(Data excerpts)
%%

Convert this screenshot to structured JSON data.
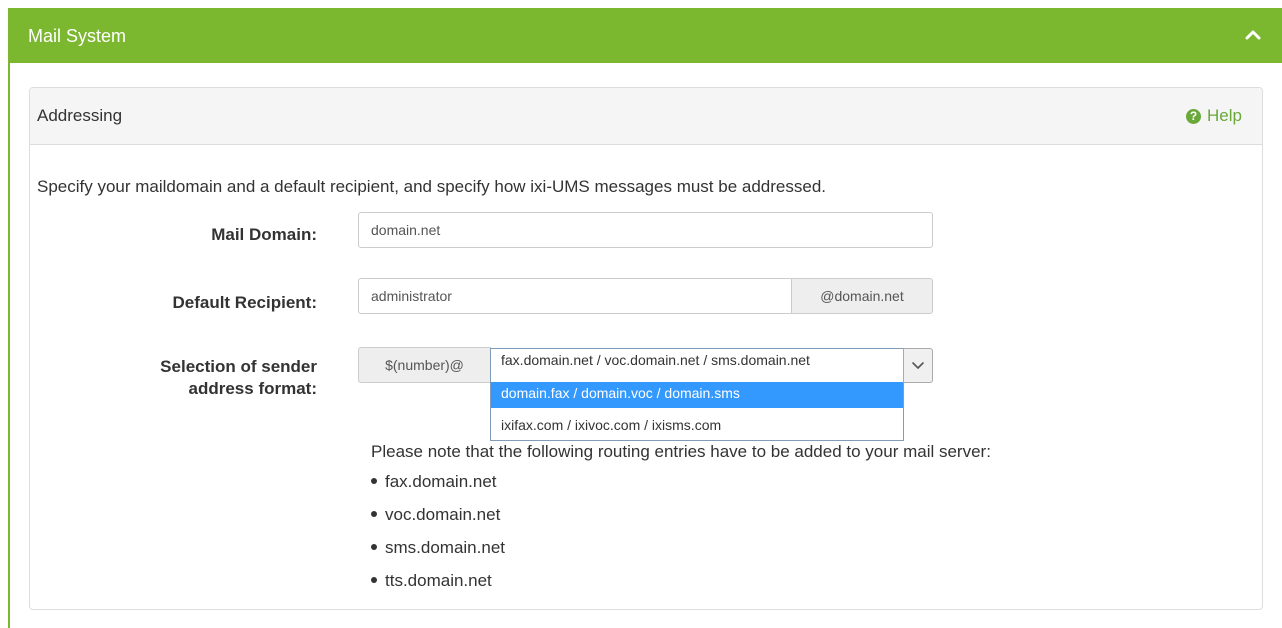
{
  "section": {
    "title": "Mail System",
    "collapse_icon": "chevron-up-icon"
  },
  "panel": {
    "title": "Addressing",
    "help_label": "Help",
    "help_icon": "question-circle-icon",
    "intro": "Specify your maildomain and a default recipient, and specify how ixi-UMS messages must be addressed."
  },
  "form": {
    "mail_domain": {
      "label": "Mail Domain:",
      "value": "domain.net"
    },
    "default_recipient": {
      "label": "Default Recipient:",
      "value": "administrator",
      "suffix": "@domain.net"
    },
    "sender_format": {
      "label_line1": "Selection of sender",
      "label_line2": "address format:",
      "prefix": "$(number)@",
      "options": [
        "fax.domain.net / voc.domain.net / sms.domain.net",
        "domain.fax / domain.voc / domain.sms",
        "ixifax.com / ixivoc.com / ixisms.com"
      ],
      "highlighted_index": 1
    }
  },
  "note": {
    "text": "Please note that the following routing entries have to be added to your mail server:",
    "entries": [
      "fax.domain.net",
      "voc.domain.net",
      "sms.domain.net",
      "tts.domain.net"
    ]
  },
  "colors": {
    "header_green": "#7cb82f",
    "help_green": "#6aa83a",
    "selection_blue": "#3399ff"
  }
}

%%

WRITTEN TASK - Copy each line of the records containing the string "value".

RESULT -
      "value": "domain.net"
      "value": "administrator",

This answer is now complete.